**Stated problem**
The records below must be duplicated exactly, character for character.

**Data lines**
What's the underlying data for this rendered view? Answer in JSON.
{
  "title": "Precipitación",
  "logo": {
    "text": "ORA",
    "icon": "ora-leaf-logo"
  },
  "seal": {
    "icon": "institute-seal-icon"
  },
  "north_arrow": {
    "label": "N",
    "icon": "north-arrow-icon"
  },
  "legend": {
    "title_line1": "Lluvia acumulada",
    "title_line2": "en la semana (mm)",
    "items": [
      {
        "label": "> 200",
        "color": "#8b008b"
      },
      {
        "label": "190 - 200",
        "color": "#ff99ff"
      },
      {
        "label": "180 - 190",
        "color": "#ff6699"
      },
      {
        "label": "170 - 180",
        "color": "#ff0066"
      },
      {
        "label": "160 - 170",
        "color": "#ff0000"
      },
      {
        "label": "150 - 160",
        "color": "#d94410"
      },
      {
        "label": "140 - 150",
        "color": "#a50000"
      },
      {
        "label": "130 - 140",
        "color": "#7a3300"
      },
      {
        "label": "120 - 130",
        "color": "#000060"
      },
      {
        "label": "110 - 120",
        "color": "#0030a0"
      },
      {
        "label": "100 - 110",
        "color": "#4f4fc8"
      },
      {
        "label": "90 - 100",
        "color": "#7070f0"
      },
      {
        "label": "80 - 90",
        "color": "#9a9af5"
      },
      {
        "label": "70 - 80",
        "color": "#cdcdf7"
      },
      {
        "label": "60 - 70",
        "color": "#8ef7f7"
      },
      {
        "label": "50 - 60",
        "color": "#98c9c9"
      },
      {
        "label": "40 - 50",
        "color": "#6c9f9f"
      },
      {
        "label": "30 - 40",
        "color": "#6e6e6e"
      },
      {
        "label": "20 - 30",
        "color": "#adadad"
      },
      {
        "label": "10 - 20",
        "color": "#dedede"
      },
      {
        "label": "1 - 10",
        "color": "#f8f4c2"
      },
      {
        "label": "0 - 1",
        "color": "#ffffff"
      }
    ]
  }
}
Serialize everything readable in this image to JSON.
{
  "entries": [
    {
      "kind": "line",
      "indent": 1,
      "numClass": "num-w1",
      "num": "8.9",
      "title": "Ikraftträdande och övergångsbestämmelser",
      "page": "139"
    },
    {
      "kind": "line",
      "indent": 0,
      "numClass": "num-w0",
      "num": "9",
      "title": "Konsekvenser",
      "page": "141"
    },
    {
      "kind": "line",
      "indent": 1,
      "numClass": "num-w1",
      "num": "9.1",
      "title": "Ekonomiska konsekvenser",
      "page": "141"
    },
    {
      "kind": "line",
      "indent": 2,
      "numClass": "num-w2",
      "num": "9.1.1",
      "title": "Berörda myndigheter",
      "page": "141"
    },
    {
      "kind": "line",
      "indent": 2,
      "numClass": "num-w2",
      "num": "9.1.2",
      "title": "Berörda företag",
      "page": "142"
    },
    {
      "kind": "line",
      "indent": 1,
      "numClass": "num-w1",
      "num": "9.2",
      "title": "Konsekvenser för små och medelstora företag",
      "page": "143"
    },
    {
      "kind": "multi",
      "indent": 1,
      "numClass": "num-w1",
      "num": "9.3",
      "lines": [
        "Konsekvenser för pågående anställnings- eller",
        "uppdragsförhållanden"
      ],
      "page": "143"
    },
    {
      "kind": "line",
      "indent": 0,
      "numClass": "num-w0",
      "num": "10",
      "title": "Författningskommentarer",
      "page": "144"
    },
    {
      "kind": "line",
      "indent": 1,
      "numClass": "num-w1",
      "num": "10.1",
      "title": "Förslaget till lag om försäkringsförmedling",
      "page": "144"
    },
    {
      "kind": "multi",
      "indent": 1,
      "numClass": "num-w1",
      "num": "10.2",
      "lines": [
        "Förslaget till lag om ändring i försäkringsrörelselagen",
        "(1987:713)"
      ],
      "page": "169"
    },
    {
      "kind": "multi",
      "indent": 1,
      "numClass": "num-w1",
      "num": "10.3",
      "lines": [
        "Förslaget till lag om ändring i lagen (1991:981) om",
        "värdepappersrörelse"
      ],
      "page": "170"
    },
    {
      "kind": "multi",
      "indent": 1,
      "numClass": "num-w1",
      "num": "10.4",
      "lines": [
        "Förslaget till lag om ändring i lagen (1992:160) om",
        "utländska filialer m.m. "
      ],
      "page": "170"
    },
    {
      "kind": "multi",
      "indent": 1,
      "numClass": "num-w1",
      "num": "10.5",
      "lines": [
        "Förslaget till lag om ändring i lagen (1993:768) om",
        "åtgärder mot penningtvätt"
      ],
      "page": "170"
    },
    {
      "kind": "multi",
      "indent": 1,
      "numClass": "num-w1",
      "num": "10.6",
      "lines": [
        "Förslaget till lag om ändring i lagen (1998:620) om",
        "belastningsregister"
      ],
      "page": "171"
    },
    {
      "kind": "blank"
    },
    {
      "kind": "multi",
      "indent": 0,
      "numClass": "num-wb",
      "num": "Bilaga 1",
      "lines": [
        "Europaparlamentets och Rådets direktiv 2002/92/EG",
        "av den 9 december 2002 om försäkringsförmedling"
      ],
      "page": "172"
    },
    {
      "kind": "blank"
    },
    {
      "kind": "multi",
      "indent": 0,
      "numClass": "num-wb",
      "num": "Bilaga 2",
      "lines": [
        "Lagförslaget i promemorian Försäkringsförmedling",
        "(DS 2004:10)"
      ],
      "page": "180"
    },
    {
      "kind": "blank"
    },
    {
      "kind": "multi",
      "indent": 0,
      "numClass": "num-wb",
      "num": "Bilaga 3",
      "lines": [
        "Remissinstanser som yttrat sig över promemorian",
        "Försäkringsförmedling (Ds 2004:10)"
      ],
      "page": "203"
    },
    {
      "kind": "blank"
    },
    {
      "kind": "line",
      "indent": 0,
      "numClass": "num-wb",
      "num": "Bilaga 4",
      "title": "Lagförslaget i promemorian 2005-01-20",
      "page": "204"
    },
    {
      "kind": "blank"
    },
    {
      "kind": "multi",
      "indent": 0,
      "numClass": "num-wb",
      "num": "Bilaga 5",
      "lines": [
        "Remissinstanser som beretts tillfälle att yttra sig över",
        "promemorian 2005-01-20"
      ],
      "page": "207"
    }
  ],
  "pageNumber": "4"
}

**Correct output**
What's the underlying data for this rendered view? Answer in JSON.
{
  "title": "Precipitación",
  "logo": {
    "text": "ORA",
    "icon": "ora-leaf-logo"
  },
  "seal": {
    "icon": "institute-seal-icon"
  },
  "north_arrow": {
    "label": "N",
    "icon": "north-arrow-icon"
  },
  "legend": {
    "title_line1": "Lluvia acumulada",
    "title_line2": "en la semana (mm)",
    "items": [
      {
        "label": "> 200",
        "color": "#8b008b"
      },
      {
        "label": "190 - 200",
        "color": "#ff99ff"
      },
      {
        "label": "180 - 190",
        "color": "#ff6699"
      },
      {
        "label": "170 - 180",
        "color": "#ff0066"
      },
      {
        "label": "160 - 170",
        "color": "#ff0000"
      },
      {
        "label": "150 - 160",
        "color": "#d94410"
      },
      {
        "label": "140 - 150",
        "color": "#a50000"
      },
      {
        "label": "130 - 140",
        "color": "#7a3300"
      },
      {
        "label": "120 - 130",
        "color": "#000060"
      },
      {
        "label": "110 - 120",
        "color": "#0030a0"
      },
      {
        "label": "100 - 110",
        "color": "#4f4fc8"
      },
      {
        "label": "90 - 100",
        "color": "#7070f0"
      },
      {
        "label": "80 - 90",
        "color": "#9a9af5"
      },
      {
        "label": "70 - 80",
        "color": "#cdcdf7"
      },
      {
        "label": "60 - 70",
        "color": "#8ef7f7"
      },
      {
        "label": "50 - 60",
        "color": "#98c9c9"
      },
      {
        "label": "40 - 50",
        "color": "#6c9f9f"
      },
      {
        "label": "30 - 40",
        "color": "#6e6e6e"
      },
      {
        "label": "20 - 30",
        "color": "#adadad"
      },
      {
        "label": "10 - 20",
        "color": "#dedede"
      },
      {
        "label": "1 - 10",
        "color": "#f8f4c2"
      },
      {
        "label": "0 - 1",
        "color": "#ffffff"
      }
    ]
  }
}
Serialize everything readable in this image to JSON.
{
  "entries": [
    {
      "kind": "line",
      "indent": 1,
      "numClass": "num-w1",
      "num": "8.9",
      "title": "Ikraftträdande och övergångsbestämmelser",
      "page": "139"
    },
    {
      "kind": "line",
      "indent": 0,
      "numClass": "num-w0",
      "num": "9",
      "title": "Konsekvenser",
      "page": "141"
    },
    {
      "kind": "line",
      "indent": 1,
      "numClass": "num-w1",
      "num": "9.1",
      "title": "Ekonomiska konsekvenser",
      "page": "141"
    },
    {
      "kind": "line",
      "indent": 2,
      "numClass": "num-w2",
      "num": "9.1.1",
      "title": "Berörda myndigheter",
      "page": "141"
    },
    {
      "kind": "line",
      "indent": 2,
      "numClass": "num-w2",
      "num": "9.1.2",
      "title": "Berörda företag",
      "page": "142"
    },
    {
      "kind": "line",
      "indent": 1,
      "numClass": "num-w1",
      "num": "9.2",
      "title": "Konsekvenser för små och medelstora företag",
      "page": "143"
    },
    {
      "kind": "multi",
      "indent": 1,
      "numClass": "num-w1",
      "num": "9.3",
      "lines": [
        "Konsekvenser för pågående anställnings- eller",
        "uppdragsförhållanden"
      ],
      "page": "143"
    },
    {
      "kind": "line",
      "indent": 0,
      "numClass": "num-w0",
      "num": "10",
      "title": "Författningskommentarer",
      "page": "144"
    },
    {
      "kind": "line",
      "indent": 1,
      "numClass": "num-w1",
      "num": "10.1",
      "title": "Förslaget till lag om försäkringsförmedling",
      "page": "144"
    },
    {
      "kind": "multi",
      "indent": 1,
      "numClass": "num-w1",
      "num": "10.2",
      "lines": [
        "Förslaget till lag om ändring i försäkringsrörelselagen",
        "(1987:713)"
      ],
      "page": "169"
    },
    {
      "kind": "multi",
      "indent": 1,
      "numClass": "num-w1",
      "num": "10.3",
      "lines": [
        "Förslaget till lag om ändring i lagen (1991:981) om",
        "värdepappersrörelse"
      ],
      "page": "170"
    },
    {
      "kind": "multi",
      "indent": 1,
      "numClass": "num-w1",
      "num": "10.4",
      "lines": [
        "Förslaget till lag om ändring i lagen (1992:160) om",
        "utländska filialer m.m. "
      ],
      "page": "170"
    },
    {
      "kind": "multi",
      "indent": 1,
      "numClass": "num-w1",
      "num": "10.5",
      "lines": [
        "Förslaget till lag om ändring i lagen (1993:768) om",
        "åtgärder mot penningtvätt"
      ],
      "page": "170"
    },
    {
      "kind": "multi",
      "indent": 1,
      "numClass": "num-w1",
      "num": "10.6",
      "lines": [
        "Förslaget till lag om ändring i lagen (1998:620) om",
        "belastningsregister"
      ],
      "page": "171"
    },
    {
      "kind": "blank"
    },
    {
      "kind": "multi",
      "indent": 0,
      "numClass": "num-wb",
      "num": "Bilaga 1",
      "lines": [
        "Europaparlamentets och Rådets direktiv 2002/92/EG",
        "av den 9 december 2002 om försäkringsförmedling"
      ],
      "page": "172"
    },
    {
      "kind": "blank"
    },
    {
      "kind": "multi",
      "indent": 0,
      "numClass": "num-wb",
      "num": "Bilaga 2",
      "lines": [
        "Lagförslaget i promemorian Försäkringsförmedling",
        "(DS 2004:10)"
      ],
      "page": "180"
    },
    {
      "kind": "blank"
    },
    {
      "kind": "multi",
      "indent": 0,
      "numClass": "num-wb",
      "num": "Bilaga 3",
      "lines": [
        "Remissinstanser som yttrat sig över promemorian",
        "Försäkringsförmedling (Ds 2004:10)"
      ],
      "page": "203"
    },
    {
      "kind": "blank"
    },
    {
      "kind": "line",
      "indent": 0,
      "numClass": "num-wb",
      "num": "Bilaga 4",
      "title": "Lagförslaget i promemorian 2005-01-20",
      "page": "204"
    },
    {
      "kind": "blank"
    },
    {
      "kind": "multi",
      "indent": 0,
      "numClass": "num-wb",
      "num": "Bilaga 5",
      "lines": [
        "Remissinstanser som beretts tillfälle att yttra sig över",
        "promemorian 2005-01-20"
      ],
      "page": "207"
    }
  ],
  "pageNumber": "4"
}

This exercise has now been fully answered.